_A run of records_.
•••

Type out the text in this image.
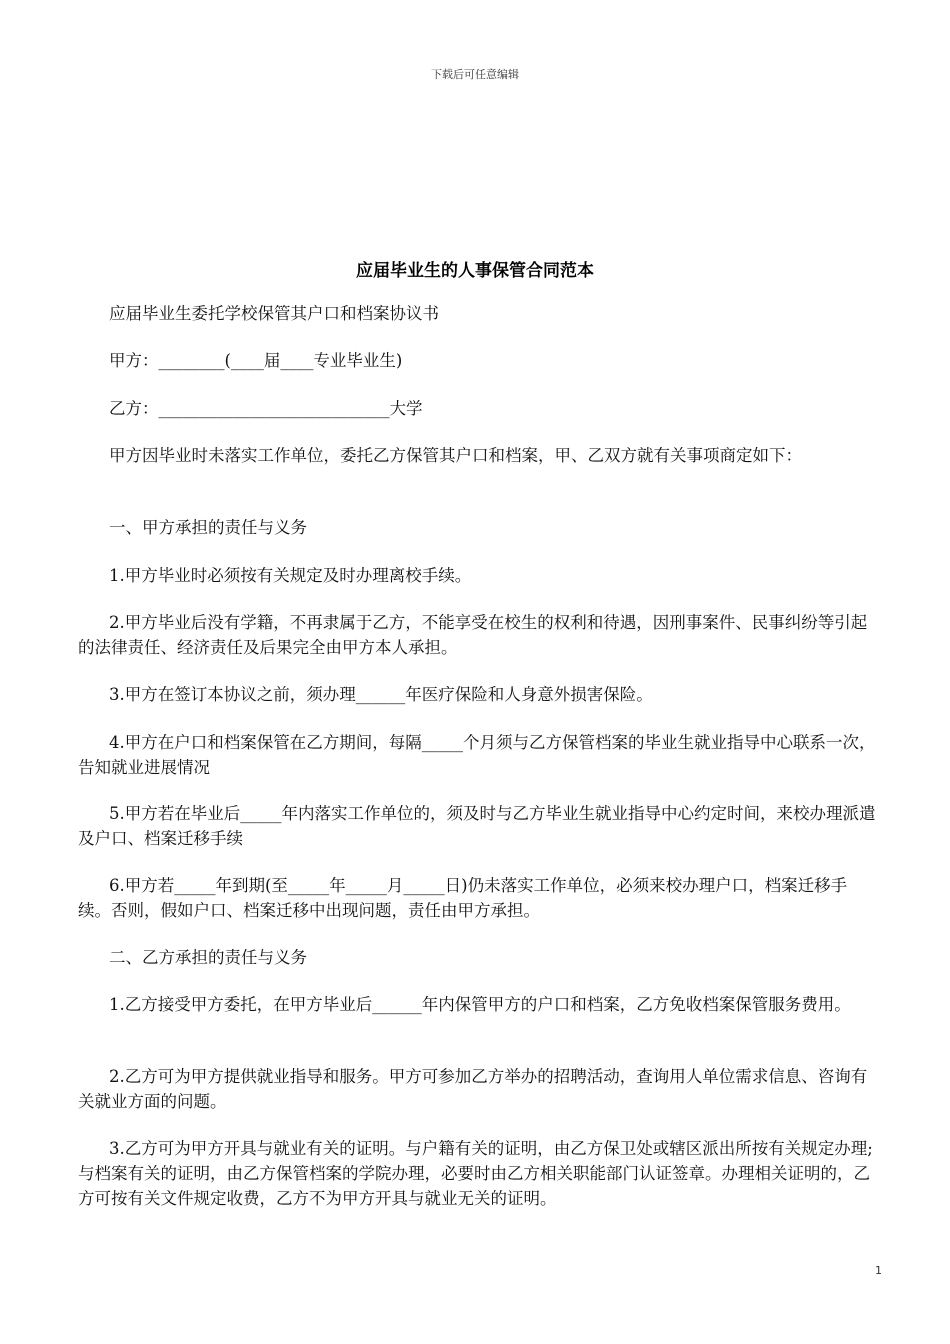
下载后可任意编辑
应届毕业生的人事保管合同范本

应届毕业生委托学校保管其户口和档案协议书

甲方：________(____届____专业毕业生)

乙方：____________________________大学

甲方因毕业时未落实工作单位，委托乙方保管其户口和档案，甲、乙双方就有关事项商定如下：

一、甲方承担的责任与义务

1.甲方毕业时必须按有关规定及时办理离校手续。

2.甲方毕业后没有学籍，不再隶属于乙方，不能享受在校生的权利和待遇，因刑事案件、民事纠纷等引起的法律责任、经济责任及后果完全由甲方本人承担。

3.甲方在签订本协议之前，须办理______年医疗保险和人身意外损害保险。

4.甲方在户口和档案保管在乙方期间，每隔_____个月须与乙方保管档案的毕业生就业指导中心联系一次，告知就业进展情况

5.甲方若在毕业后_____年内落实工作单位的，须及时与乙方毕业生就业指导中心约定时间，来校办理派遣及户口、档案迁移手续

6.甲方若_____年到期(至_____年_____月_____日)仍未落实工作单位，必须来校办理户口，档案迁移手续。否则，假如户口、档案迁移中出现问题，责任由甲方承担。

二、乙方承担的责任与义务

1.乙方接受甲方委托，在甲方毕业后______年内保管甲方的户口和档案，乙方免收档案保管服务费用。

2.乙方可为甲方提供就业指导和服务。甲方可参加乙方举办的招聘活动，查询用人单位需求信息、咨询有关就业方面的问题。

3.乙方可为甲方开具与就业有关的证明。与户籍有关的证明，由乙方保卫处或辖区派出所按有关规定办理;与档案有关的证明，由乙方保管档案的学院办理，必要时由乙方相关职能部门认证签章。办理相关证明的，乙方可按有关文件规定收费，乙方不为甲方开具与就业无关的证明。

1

•••

_WHAT IS BEING ASKED_. Of the lines in the material, how many include "档案迁移手续"? Respond with the number alone.

_SOLUTION TO THIS EXERCISE_. 2